■ TASK DETAILS:
Below are some records. Pull every line that contains the word "subtype".

■ DATA SHOWN:
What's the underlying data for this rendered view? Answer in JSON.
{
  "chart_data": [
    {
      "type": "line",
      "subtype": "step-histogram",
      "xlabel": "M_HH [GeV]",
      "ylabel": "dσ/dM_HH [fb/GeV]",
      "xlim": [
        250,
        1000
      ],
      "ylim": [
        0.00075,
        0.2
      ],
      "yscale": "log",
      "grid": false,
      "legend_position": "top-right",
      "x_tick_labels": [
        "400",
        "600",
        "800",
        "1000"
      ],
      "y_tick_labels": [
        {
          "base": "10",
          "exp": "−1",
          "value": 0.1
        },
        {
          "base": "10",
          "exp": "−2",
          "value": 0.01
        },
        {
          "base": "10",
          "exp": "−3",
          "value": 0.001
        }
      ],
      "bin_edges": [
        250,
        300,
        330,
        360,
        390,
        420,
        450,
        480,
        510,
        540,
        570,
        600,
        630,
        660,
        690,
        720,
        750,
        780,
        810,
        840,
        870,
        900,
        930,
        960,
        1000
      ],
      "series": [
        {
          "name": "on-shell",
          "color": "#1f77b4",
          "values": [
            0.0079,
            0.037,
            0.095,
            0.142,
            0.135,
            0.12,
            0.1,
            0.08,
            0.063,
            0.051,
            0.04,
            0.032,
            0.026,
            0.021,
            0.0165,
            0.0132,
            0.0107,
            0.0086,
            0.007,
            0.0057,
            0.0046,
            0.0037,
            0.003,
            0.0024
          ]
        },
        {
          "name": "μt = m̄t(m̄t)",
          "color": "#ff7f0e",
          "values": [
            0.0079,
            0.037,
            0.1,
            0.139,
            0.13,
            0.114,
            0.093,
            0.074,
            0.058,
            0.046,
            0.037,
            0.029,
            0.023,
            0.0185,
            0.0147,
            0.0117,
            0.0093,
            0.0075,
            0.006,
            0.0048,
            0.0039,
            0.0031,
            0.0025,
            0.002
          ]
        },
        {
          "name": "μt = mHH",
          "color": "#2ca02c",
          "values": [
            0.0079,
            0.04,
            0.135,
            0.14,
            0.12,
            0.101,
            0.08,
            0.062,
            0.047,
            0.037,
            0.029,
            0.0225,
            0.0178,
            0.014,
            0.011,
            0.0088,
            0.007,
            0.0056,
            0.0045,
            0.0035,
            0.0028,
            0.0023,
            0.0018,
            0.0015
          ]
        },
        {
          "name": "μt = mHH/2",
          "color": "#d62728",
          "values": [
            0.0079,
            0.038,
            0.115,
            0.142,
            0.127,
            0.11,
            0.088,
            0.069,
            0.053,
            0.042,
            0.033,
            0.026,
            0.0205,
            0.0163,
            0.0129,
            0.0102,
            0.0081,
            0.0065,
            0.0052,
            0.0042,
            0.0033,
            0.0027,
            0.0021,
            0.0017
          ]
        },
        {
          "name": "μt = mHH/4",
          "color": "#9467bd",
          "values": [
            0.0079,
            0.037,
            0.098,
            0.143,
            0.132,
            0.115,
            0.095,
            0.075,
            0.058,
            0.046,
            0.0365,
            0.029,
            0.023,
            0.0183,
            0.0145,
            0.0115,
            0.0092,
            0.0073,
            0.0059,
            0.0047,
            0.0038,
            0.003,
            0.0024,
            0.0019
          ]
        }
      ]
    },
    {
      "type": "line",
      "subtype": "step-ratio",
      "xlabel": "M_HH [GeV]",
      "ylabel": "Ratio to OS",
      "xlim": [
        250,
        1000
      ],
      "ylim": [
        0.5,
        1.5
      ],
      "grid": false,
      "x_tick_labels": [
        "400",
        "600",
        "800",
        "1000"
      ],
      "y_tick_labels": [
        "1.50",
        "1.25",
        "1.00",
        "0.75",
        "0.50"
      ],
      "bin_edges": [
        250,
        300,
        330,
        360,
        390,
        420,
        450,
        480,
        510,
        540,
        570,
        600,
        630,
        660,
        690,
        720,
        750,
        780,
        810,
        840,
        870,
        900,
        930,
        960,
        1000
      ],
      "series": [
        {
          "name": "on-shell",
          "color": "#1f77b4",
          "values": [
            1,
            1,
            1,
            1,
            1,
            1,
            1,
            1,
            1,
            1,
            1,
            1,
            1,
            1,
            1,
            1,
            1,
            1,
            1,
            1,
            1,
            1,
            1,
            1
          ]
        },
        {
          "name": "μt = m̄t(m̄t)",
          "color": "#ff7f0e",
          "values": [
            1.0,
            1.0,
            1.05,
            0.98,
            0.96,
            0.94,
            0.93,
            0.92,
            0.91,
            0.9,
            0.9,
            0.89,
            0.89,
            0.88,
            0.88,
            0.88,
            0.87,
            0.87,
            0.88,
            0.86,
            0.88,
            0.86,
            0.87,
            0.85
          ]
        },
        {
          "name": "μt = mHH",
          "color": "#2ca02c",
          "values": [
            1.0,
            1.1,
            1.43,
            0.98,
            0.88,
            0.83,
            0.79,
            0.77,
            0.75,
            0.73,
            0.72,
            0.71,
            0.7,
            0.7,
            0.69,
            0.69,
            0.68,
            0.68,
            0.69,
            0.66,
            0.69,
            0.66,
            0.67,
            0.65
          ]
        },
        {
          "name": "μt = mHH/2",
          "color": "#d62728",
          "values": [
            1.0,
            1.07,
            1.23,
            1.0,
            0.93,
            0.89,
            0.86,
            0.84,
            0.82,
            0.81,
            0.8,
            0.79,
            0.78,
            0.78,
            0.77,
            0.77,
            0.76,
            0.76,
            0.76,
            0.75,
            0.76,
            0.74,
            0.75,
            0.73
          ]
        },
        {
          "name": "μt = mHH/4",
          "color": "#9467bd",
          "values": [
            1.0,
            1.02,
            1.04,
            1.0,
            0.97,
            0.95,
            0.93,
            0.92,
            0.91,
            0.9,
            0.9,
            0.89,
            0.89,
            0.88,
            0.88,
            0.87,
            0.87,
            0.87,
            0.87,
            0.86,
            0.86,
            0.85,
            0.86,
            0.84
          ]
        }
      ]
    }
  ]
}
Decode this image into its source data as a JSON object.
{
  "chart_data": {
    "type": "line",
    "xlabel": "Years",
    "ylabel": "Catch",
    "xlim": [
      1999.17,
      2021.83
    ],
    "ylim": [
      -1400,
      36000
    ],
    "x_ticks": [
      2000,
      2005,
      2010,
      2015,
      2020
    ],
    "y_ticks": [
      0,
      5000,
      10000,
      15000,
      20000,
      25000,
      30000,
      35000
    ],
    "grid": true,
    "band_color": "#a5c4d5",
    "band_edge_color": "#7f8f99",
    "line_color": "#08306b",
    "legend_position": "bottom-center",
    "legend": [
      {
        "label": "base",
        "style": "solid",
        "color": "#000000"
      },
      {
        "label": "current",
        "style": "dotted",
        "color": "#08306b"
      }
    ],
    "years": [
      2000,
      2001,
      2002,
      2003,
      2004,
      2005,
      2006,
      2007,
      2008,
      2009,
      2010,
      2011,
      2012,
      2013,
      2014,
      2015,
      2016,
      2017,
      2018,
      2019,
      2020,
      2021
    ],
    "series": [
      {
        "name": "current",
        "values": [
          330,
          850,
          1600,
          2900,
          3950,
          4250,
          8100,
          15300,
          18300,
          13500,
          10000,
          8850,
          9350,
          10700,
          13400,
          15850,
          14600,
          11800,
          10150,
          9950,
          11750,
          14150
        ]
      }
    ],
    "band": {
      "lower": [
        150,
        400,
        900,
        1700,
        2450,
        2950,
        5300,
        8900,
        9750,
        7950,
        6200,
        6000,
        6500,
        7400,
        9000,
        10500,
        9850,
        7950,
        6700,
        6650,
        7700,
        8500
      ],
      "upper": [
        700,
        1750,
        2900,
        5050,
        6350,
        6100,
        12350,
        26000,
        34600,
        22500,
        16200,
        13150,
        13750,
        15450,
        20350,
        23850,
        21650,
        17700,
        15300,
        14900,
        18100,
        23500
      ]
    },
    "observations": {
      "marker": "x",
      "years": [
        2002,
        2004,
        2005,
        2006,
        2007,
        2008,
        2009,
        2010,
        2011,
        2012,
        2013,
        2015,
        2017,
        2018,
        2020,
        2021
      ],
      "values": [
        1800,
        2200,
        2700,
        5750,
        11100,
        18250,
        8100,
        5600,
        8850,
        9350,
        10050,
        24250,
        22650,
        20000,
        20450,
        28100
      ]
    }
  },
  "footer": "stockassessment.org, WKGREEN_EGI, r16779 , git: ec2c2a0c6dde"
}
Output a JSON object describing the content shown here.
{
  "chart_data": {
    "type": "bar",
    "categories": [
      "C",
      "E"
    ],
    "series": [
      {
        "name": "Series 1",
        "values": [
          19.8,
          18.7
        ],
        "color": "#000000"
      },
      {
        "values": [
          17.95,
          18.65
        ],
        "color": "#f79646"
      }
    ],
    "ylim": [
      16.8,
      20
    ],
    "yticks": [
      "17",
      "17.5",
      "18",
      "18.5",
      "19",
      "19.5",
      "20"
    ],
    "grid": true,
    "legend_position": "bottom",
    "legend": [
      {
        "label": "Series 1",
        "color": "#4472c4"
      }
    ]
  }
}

■ PROBLEM SOLUTION:
      "subtype": "step-histogram",
      "subtype": "step-ratio",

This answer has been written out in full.